--- start ---

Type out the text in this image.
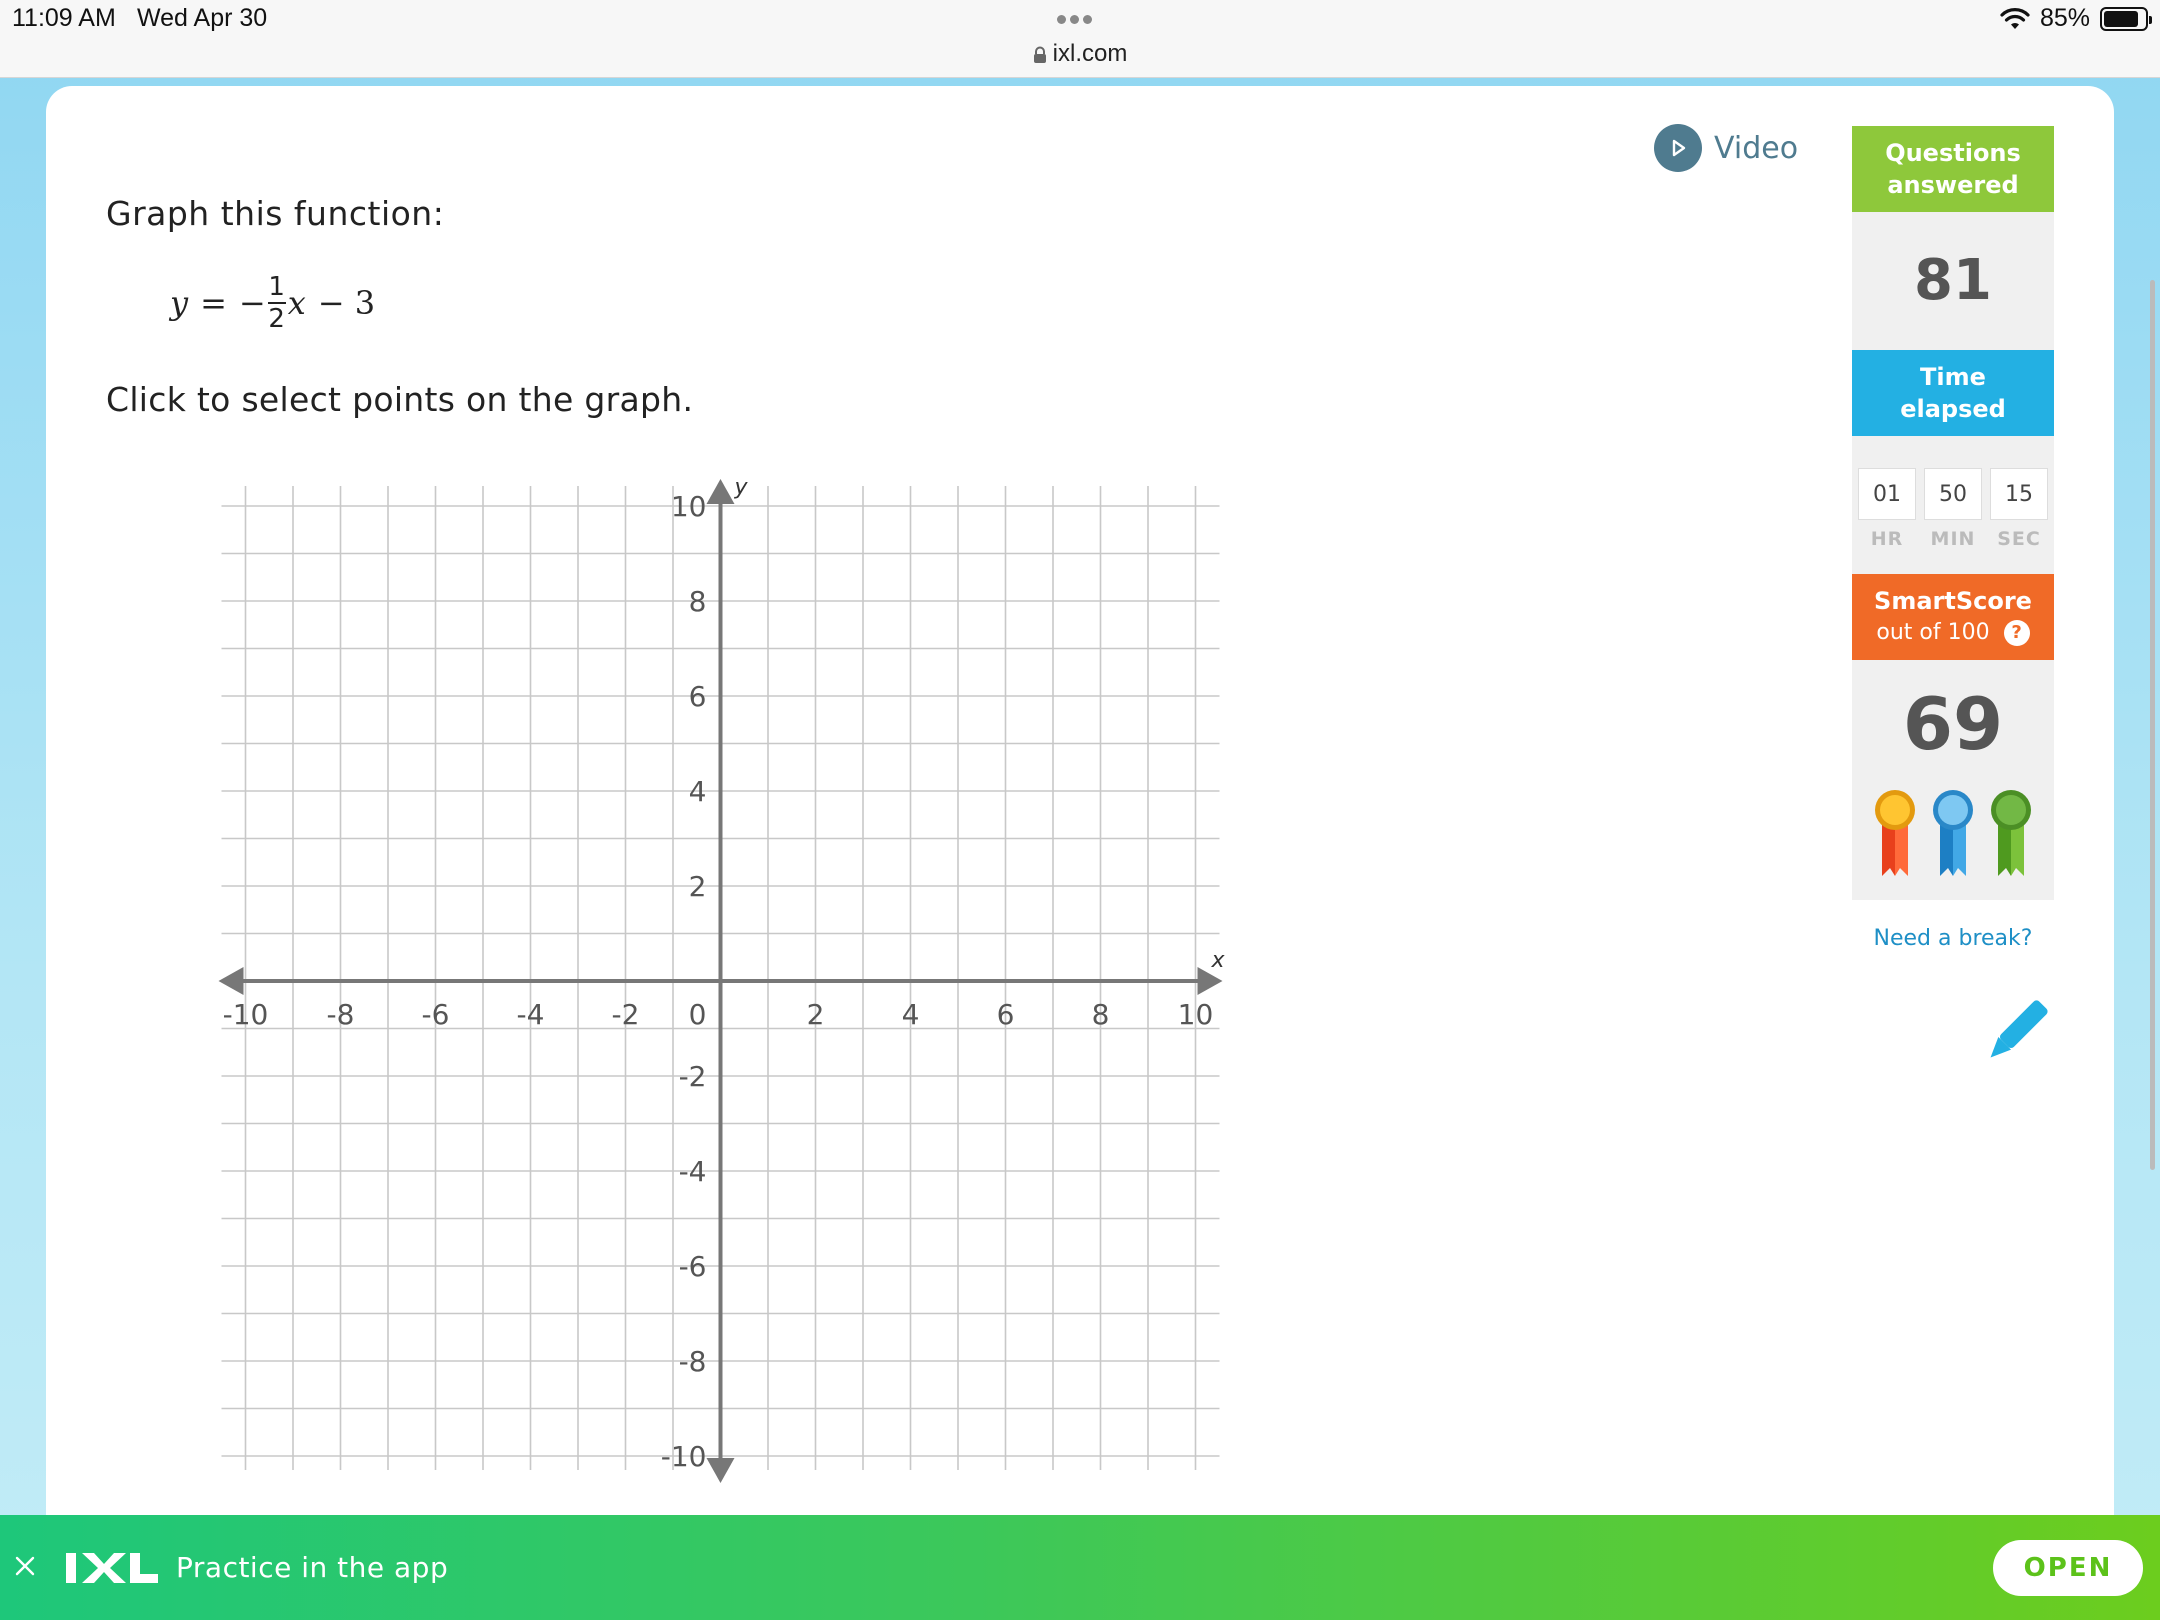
11:09 AM Wed Apr 30	85%
ixl.com
Graph this function:
y = − $\frac{1}{2}$ x − 3
Click to select points on the graph.
x
y
-10 -8 -6 -4 -2 0	2	4	6	8 10
10
8
6
4
2
-2
-4
-6
-8
-10
Video	Questions
answered
81
Time
elapsed
01
HR
50
MIN
15
SEC
SmartScore
out of 100	?
69
Need a break?
Practice in the app	OPEN
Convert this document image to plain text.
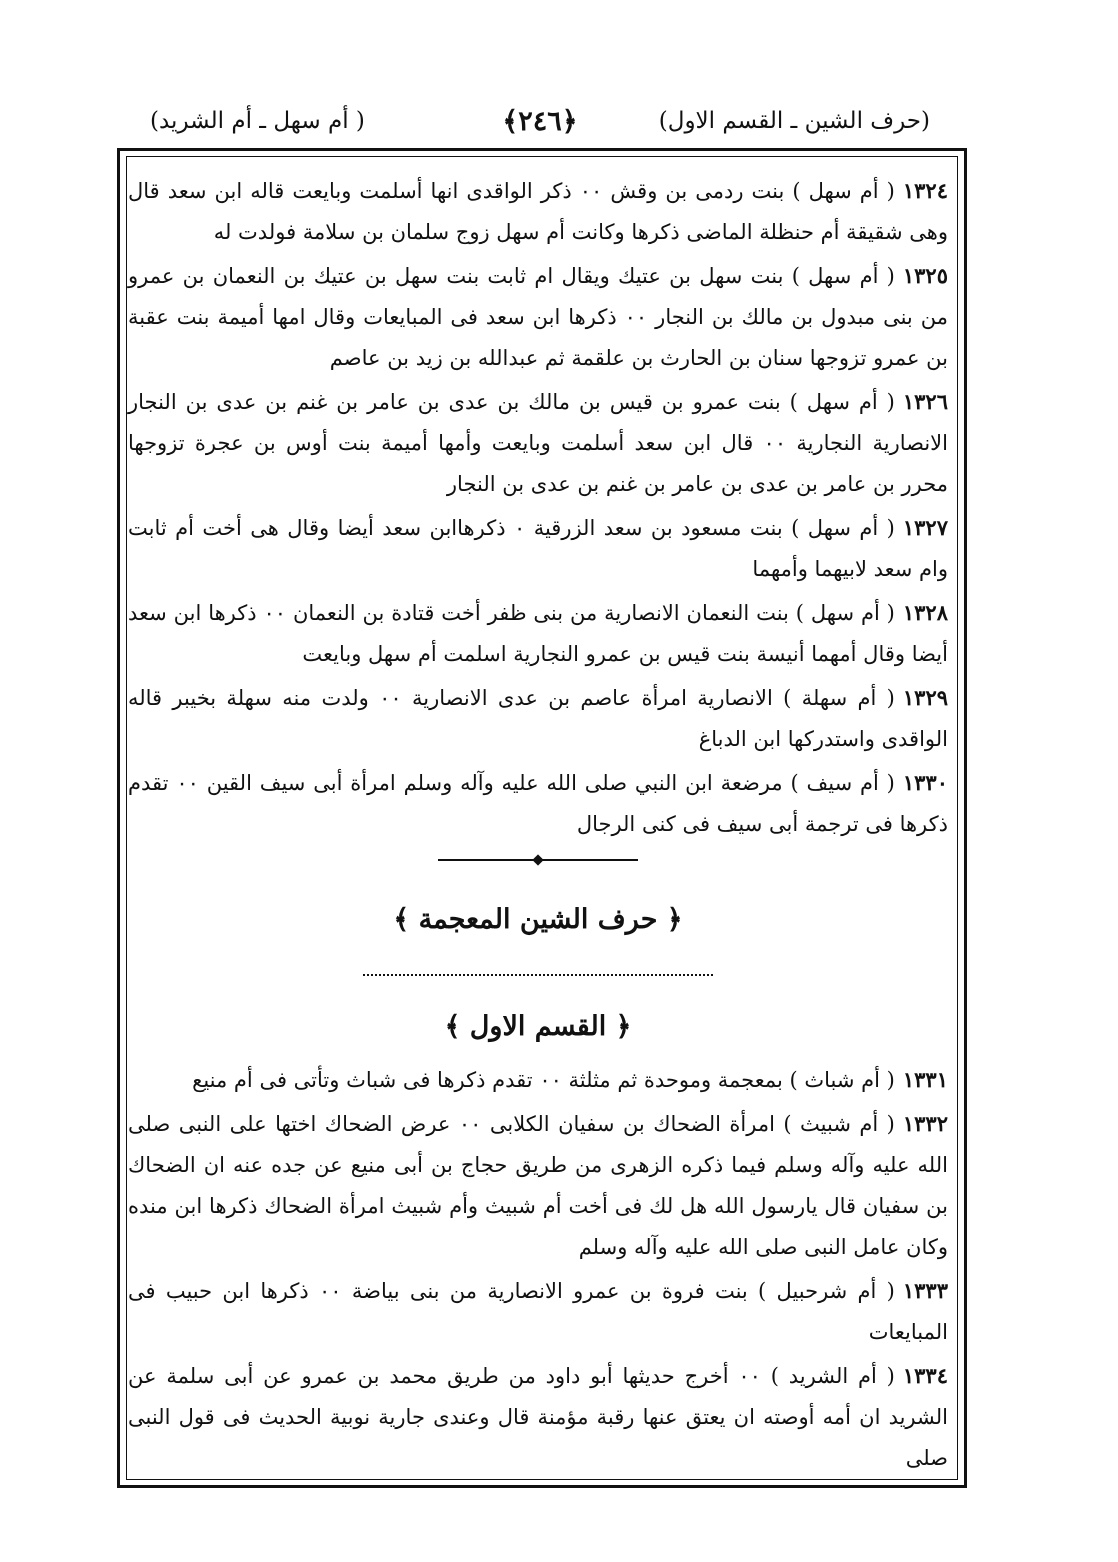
(حرف الشين ـ القسم الاول)
﴿٢٤٦﴾
( أم سهل ـ أم الشريد)

١٣٢٤( أم سهل ) بنت ردمى بن وقش ٠٠ ذكر الواقدى انها أسلمت وبايعت قاله ابن سعد قال وهى شقيقة أم حنظلة الماضى ذكرها وكانت أم سهل زوج سلمان بن سلامة فولدت له

١٣٢٥( أم سهل ) بنت سهل بن عتيك ويقال ام ثابت بنت سهل بن عتيك بن النعمان بن عمرو من بنى مبدول بن مالك بن النجار ٠٠ ذكرها ابن سعد فى المبايعات وقال امها أميمة بنت عقبة بن عمرو تزوجها سنان بن الحارث بن علقمة ثم عبدالله بن زيد بن عاصم

١٣٢٦( أم سهل ) بنت عمرو بن قيس بن مالك بن عدى بن عامر بن غنم بن عدى بن النجار الانصارية النجارية ٠٠ قال ابن سعد أسلمت وبايعت وأمها أميمة بنت أوس بن عجرة تزوجها محرر بن عامر بن عدى بن عامر بن غنم بن عدى بن النجار

١٣٢٧( أم سهل ) بنت مسعود بن سعد الزرقية ٠ ذكرهاابن سعد أيضا وقال هى أخت أم ثابت وام سعد لابيهما وأمهما

١٣٢٨( أم سهل ) بنت النعمان الانصارية من بنى ظفر أخت قتادة بن النعمان ٠٠ ذكرها ابن سعد أيضا وقال أمهما أنيسة بنت قيس بن عمرو النجارية اسلمت أم سهل وبايعت

١٣٢٩( أم سهلة ) الانصارية امرأة عاصم بن عدى الانصارية ٠٠ ولدت منه سهلة بخيبر قاله الواقدى واستدركها ابن الدباغ

١٣٣٠( أم سيف ) مرضعة ابن النبي صلى الله عليه وآله وسلم امرأة أبى سيف القين ٠٠ تقدم ذكرها فى ترجمة أبى سيف فى كنى الرجال

﴿ حرف الشين المعجمة ﴾

﴿ القسم الاول ﴾

١٣٣١( أم شباث ) بمعجمة وموحدة ثم مثلثة ٠٠ تقدم ذكرها فى شباث وتأتى فى أم منيع

١٣٣٢( أم شبيث ) امرأة الضحاك بن سفيان الكلابى ٠٠ عرض الضحاك اختها على النبى صلى الله عليه وآله وسلم فيما ذكره الزهرى من طريق حجاج بن أبى منيع عن جده عنه ان الضحاك بن سفيان قال يارسول الله هل لك فى أخت أم شبيث وأم شبيث امرأة الضحاك ذكرها ابن منده وكان عامل النبى صلى الله عليه وآله وسلم

١٣٣٣( أم شرحبيل ) بنت فروة بن عمرو الانصارية من بنى بياضة ٠٠ ذكرها ابن حبيب فى المبايعات

١٣٣٤( أم الشريد ) ٠٠ أخرج حديثها أبو داود من طريق محمد بن عمرو عن أبى سلمة عن الشريد ان أمه أوصته ان يعتق عنها رقبة مؤمنة قال وعندى جارية نوبية الحديث فى قول النبى صلى
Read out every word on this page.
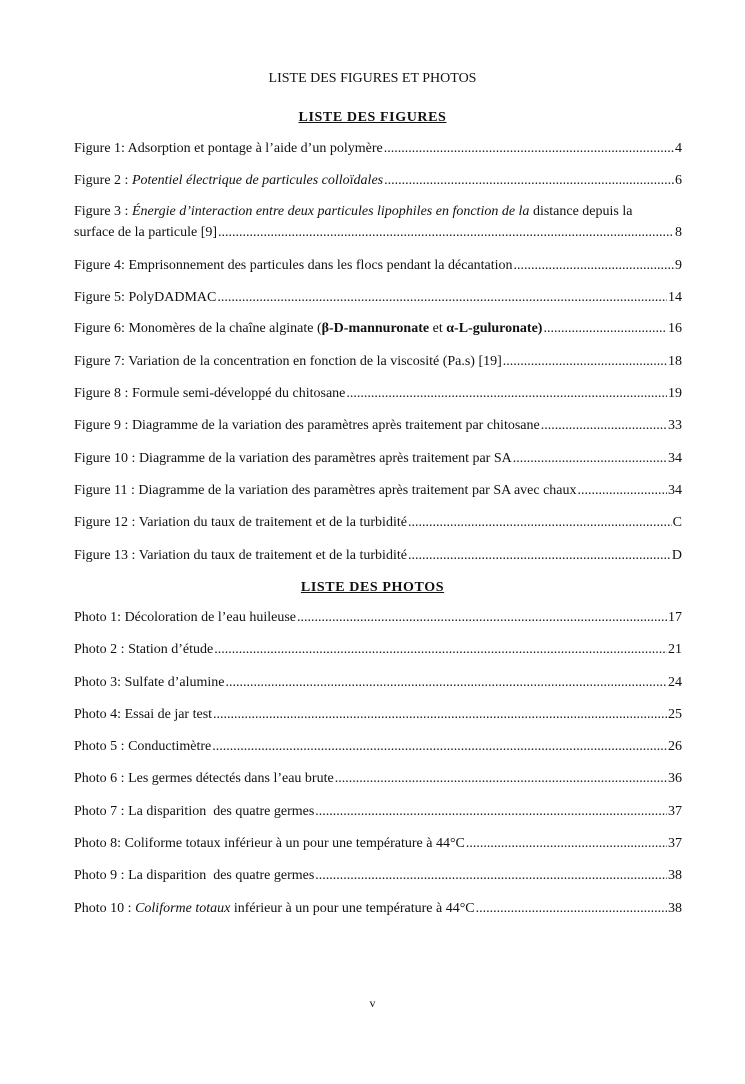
LISTE DES FIGURES ET PHOTOS
LISTE DES FIGURES
Figure 1: Adsorption et pontage à l’aide d’un polymère .....	4
Figure 2 : Potentiel électrique de particules colloïdales .....	6
Figure 3 : Énergie d’interaction entre deux particules lipophiles en fonction de la distance depuis la
surface de la particule [9] .....	8
Figure 4: Emprisonnement des particules dans les flocs pendant la décantation .....	9
Figure 5: PolyDADMAC .....	14
Figure 6: Monomères de la chaîne alginate (β-D-mannuronate et α-L-guluronate) .....	16
Figure 7: Variation de la concentration en fonction de la viscosité (Pa.s) [19] .....	18
Figure 8 : Formule semi-développé du chitosane .....	19
Figure 9 : Diagramme de la variation des paramètres après traitement par chitosane .....	33
Figure 10 : Diagramme de la variation des paramètres après traitement par SA .....	34
Figure 11 : Diagramme de la variation des paramètres après traitement par SA avec chaux .....	34
Figure 12 : Variation du taux de traitement et de la turbidité .....	C
Figure 13 : Variation du taux de traitement et de la turbidité .....	D
LISTE DES PHOTOS
Photo 1: Décoloration de l’eau huileuse .....	17
Photo 2 : Station d’étude .....	21
Photo 3: Sulfate d’alumine .....	24
Photo 4: Essai de jar test .....	25
Photo 5 : Conductimètre .....	26
Photo 6 : Les germes détectés dans l’eau brute .....	36
Photo 7 : La disparition  des quatre germes .....	37
Photo 8: Coliforme totaux inférieur à un pour une température à 44°C .....	37
Photo 9 : La disparition  des quatre germes .....	38
Photo 10 : Coliforme totaux inférieur à un pour une température à 44°C .....	38
v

--- end ---

**TASK TO COMPLETE:** Output every entry exactly as given; pictures are not part of the copy.

**PROBLEM SOLUTION:**
Type out the text in this image.
11:09 AM Wed Apr 30	85%
ixl.com
Graph this function:
y = − $\frac{1}{2}$ x − 3
Click to select points on the graph.
x
y
-10 -8 -6 -4 -2 0	2	4	6	8 10
10
8
6
4
2
-2
-4
-6
-8
-10
Video	Questions
answered
81
Time
elapsed
01
HR
50
MIN
15
SEC
SmartScore
out of 100	?
69
Need a break?
Practice in the app	OPEN
Convert this document image to plain text.
(حرف الشين ـ القسم الاول)
﴿٢٤٦﴾
( أم سهل ـ أم الشريد)

١٣٢٤( أم سهل ) بنت ردمى بن وقش ٠٠ ذكر الواقدى انها أسلمت وبايعت قاله ابن سعد قال وهى شقيقة أم حنظلة الماضى ذكرها وكانت أم سهل زوج سلمان بن سلامة فولدت له

١٣٢٥( أم سهل ) بنت سهل بن عتيك ويقال ام ثابت بنت سهل بن عتيك بن النعمان بن عمرو من بنى مبدول بن مالك بن النجار ٠٠ ذكرها ابن سعد فى المبايعات وقال امها أميمة بنت عقبة بن عمرو تزوجها سنان بن الحارث بن علقمة ثم عبدالله بن زيد بن عاصم

١٣٢٦( أم سهل ) بنت عمرو بن قيس بن مالك بن عدى بن عامر بن غنم بن عدى بن النجار الانصارية النجارية ٠٠ قال ابن سعد أسلمت وبايعت وأمها أميمة بنت أوس بن عجرة تزوجها محرر بن عامر بن عدى بن عامر بن غنم بن عدى بن النجار

١٣٢٧( أم سهل ) بنت مسعود بن سعد الزرقية ٠ ذكرهاابن سعد أيضا وقال هى أخت أم ثابت وام سعد لابيهما وأمهما

١٣٢٨( أم سهل ) بنت النعمان الانصارية من بنى ظفر أخت قتادة بن النعمان ٠٠ ذكرها ابن سعد أيضا وقال أمهما أنيسة بنت قيس بن عمرو النجارية اسلمت أم سهل وبايعت

١٣٢٩( أم سهلة ) الانصارية امرأة عاصم بن عدى الانصارية ٠٠ ولدت منه سهلة بخيبر قاله الواقدى واستدركها ابن الدباغ

١٣٣٠( أم سيف ) مرضعة ابن النبي صلى الله عليه وآله وسلم امرأة أبى سيف القين ٠٠ تقدم ذكرها فى ترجمة أبى سيف فى كنى الرجال

﴿ حرف الشين المعجمة ﴾

﴿ القسم الاول ﴾

١٣٣١( أم شباث ) بمعجمة وموحدة ثم مثلثة ٠٠ تقدم ذكرها فى شباث وتأتى فى أم منيع

١٣٣٢( أم شبيث ) امرأة الضحاك بن سفيان الكلابى ٠٠ عرض الضحاك اختها على النبى صلى الله عليه وآله وسلم فيما ذكره الزهرى من طريق حجاج بن أبى منيع عن جده عنه ان الضحاك بن سفيان قال يارسول الله هل لك فى أخت أم شبيث وأم شبيث امرأة الضحاك ذكرها ابن منده وكان عامل النبى صلى الله عليه وآله وسلم

١٣٣٣( أم شرحبيل ) بنت فروة بن عمرو الانصارية من بنى بياضة ٠٠ ذكرها ابن حبيب فى المبايعات

١٣٣٤( أم الشريد ) ٠٠ أخرج حديثها أبو داود من طريق محمد بن عمرو عن أبى سلمة عن الشريد ان أمه أوصته ان يعتق عنها رقبة مؤمنة قال وعندى جارية نوبية الحديث فى قول النبى صلى
Read out every word on this page.
LISTE DES FIGURES ET PHOTOS
LISTE DES FIGURES
Figure 1: Adsorption et pontage à l’aide d’un polymère .....	4
Figure 2 : Potentiel électrique de particules colloïdales .....	6
Figure 3 : Énergie d’interaction entre deux particules lipophiles en fonction de la distance depuis la
surface de la particule [9] .....	8
Figure 4: Emprisonnement des particules dans les flocs pendant la décantation .....	9
Figure 5: PolyDADMAC .....	14
Figure 6: Monomères de la chaîne alginate (β-D-mannuronate et α-L-guluronate) .....	16
Figure 7: Variation de la concentration en fonction de la viscosité (Pa.s) [19] .....	18
Figure 8 : Formule semi-développé du chitosane .....	19
Figure 9 : Diagramme de la variation des paramètres après traitement par chitosane .....	33
Figure 10 : Diagramme de la variation des paramètres après traitement par SA .....	34
Figure 11 : Diagramme de la variation des paramètres après traitement par SA avec chaux .....	34
Figure 12 : Variation du taux de traitement et de la turbidité .....	C
Figure 13 : Variation du taux de traitement et de la turbidité .....	D
LISTE DES PHOTOS
Photo 1: Décoloration de l’eau huileuse .....	17
Photo 2 : Station d’étude .....	21
Photo 3: Sulfate d’alumine .....	24
Photo 4: Essai de jar test .....	25
Photo 5 : Conductimètre .....	26
Photo 6 : Les germes détectés dans l’eau brute .....	36
Photo 7 : La disparition  des quatre germes .....	37
Photo 8: Coliforme totaux inférieur à un pour une température à 44°C .....	37
Photo 9 : La disparition  des quatre germes .....	38
Photo 10 : Coliforme totaux inférieur à un pour une température à 44°C .....	38
v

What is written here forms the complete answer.